Source data
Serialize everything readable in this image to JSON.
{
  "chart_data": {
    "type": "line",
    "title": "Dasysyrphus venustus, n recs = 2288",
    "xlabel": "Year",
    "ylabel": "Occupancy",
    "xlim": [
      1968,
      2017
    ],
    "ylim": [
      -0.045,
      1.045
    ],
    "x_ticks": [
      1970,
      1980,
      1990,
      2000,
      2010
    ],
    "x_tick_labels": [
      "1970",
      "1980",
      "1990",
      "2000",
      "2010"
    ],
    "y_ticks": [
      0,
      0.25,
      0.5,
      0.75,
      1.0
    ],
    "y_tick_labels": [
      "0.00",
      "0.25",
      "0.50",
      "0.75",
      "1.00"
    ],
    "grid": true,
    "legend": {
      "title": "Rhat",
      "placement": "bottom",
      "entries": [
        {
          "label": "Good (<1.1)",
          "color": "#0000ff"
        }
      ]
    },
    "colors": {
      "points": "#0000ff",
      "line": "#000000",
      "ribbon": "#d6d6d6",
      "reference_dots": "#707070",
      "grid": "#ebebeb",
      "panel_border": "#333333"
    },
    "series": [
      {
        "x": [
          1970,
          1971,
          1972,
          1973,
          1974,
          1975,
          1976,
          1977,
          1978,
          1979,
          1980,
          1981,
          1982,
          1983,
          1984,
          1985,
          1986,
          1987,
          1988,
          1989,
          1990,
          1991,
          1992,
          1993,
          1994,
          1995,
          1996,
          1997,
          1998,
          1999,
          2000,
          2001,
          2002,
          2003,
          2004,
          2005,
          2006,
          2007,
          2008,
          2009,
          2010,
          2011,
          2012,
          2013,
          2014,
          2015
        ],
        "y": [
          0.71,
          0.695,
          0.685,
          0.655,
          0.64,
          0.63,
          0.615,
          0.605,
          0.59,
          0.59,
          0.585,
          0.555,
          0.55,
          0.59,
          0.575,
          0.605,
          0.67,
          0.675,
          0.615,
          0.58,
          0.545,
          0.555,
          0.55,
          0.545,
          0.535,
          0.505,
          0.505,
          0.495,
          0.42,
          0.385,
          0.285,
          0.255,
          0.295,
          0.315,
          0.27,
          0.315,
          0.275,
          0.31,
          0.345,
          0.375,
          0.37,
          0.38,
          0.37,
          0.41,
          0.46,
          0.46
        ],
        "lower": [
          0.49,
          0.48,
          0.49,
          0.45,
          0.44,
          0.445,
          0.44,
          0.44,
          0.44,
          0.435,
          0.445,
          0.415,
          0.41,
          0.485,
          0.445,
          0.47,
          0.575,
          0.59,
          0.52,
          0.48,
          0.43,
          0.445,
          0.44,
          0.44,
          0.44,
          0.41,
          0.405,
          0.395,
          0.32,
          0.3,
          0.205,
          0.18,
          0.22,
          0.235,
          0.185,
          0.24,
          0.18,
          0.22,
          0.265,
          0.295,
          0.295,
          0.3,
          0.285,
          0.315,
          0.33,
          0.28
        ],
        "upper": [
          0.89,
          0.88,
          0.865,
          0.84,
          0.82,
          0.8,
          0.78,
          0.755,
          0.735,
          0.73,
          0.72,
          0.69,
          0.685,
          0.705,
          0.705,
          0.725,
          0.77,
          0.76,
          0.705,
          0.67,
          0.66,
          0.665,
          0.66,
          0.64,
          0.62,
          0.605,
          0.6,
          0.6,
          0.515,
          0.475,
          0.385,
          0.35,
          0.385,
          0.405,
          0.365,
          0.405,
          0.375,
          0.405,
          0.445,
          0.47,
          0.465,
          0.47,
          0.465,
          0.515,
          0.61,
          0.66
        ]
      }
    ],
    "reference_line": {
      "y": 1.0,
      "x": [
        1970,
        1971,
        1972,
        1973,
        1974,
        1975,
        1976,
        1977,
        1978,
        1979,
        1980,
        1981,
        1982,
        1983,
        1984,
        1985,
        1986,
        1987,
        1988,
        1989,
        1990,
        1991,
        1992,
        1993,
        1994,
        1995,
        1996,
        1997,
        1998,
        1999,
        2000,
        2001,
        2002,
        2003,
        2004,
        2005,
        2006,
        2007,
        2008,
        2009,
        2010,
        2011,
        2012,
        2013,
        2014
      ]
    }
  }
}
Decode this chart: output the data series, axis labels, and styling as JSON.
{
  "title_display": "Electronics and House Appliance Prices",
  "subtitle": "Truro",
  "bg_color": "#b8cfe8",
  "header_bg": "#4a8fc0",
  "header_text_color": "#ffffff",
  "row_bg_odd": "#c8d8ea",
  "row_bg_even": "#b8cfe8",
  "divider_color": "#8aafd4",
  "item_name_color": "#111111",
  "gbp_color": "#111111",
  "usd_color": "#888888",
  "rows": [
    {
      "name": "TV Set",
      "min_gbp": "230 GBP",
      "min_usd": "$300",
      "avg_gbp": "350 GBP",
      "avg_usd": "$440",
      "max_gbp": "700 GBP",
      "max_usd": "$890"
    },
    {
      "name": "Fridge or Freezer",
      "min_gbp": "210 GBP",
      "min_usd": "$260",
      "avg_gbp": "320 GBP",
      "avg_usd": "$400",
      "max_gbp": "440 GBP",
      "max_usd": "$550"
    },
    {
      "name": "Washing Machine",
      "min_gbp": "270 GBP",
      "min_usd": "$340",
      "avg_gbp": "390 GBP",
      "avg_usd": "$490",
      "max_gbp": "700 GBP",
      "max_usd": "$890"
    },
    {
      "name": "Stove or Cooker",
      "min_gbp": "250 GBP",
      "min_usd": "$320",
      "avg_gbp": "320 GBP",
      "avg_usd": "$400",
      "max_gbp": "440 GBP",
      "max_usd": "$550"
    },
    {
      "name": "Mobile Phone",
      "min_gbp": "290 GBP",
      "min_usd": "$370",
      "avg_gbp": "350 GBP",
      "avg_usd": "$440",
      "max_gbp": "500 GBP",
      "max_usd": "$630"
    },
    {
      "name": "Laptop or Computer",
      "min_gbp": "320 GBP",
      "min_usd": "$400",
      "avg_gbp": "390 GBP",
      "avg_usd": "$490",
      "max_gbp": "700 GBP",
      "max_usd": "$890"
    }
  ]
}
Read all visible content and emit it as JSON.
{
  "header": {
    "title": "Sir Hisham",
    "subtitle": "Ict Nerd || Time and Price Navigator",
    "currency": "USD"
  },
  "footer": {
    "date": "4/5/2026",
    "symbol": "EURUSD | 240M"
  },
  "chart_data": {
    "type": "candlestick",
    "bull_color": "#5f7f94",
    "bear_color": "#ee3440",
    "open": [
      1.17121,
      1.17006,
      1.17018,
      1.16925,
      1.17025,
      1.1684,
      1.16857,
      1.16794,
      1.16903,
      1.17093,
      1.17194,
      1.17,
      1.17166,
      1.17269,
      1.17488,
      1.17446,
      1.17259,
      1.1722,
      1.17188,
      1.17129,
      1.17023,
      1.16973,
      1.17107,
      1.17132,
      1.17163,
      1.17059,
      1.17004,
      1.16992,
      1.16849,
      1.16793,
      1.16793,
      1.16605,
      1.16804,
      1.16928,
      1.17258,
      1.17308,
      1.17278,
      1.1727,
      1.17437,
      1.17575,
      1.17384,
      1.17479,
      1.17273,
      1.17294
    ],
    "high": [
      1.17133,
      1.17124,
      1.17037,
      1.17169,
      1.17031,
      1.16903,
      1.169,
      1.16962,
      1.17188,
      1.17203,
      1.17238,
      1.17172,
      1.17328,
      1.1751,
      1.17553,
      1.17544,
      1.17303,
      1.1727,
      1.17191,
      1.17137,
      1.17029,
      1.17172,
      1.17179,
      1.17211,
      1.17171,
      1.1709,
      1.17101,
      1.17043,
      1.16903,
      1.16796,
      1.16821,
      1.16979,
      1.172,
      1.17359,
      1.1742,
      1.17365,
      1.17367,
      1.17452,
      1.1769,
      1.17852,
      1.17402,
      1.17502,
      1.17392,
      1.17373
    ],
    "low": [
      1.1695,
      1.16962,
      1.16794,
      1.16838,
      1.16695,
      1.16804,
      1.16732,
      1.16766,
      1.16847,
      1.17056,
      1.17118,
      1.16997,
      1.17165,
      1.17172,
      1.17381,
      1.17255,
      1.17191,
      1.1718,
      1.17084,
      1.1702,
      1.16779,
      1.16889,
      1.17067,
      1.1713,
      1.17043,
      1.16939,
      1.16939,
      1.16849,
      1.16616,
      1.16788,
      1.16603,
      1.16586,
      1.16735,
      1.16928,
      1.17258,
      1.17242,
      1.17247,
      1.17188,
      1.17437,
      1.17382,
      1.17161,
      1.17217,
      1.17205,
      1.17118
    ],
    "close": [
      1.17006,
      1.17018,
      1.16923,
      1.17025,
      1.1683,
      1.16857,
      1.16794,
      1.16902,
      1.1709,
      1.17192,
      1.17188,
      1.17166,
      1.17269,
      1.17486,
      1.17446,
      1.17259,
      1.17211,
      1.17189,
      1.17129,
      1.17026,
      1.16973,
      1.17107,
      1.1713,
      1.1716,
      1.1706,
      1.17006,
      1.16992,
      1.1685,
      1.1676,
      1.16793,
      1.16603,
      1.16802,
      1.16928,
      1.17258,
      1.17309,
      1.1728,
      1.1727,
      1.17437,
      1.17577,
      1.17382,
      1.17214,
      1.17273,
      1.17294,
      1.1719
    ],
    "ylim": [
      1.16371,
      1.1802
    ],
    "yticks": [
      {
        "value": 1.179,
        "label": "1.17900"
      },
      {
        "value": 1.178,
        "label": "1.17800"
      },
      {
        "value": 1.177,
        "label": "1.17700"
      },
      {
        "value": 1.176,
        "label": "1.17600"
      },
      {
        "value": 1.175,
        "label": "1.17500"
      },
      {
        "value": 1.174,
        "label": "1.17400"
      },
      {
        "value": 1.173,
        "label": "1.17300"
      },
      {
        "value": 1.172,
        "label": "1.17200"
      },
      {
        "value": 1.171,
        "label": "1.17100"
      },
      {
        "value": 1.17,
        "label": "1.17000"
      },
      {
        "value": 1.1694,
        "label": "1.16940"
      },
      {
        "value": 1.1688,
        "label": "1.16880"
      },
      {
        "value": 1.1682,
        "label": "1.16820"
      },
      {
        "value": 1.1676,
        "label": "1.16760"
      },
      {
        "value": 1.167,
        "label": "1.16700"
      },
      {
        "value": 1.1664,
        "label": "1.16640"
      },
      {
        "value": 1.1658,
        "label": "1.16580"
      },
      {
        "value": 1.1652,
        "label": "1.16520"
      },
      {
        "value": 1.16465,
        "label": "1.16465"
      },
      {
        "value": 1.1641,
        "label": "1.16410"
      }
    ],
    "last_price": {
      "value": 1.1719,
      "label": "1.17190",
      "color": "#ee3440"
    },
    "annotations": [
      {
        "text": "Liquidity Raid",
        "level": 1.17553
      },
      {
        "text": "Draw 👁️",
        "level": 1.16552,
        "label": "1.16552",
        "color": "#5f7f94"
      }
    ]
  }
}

REQUIRED TASK: Using the records above, say how many lines include the string "series". Only the number is wanted.

RESULT FOR THIS TASK: 2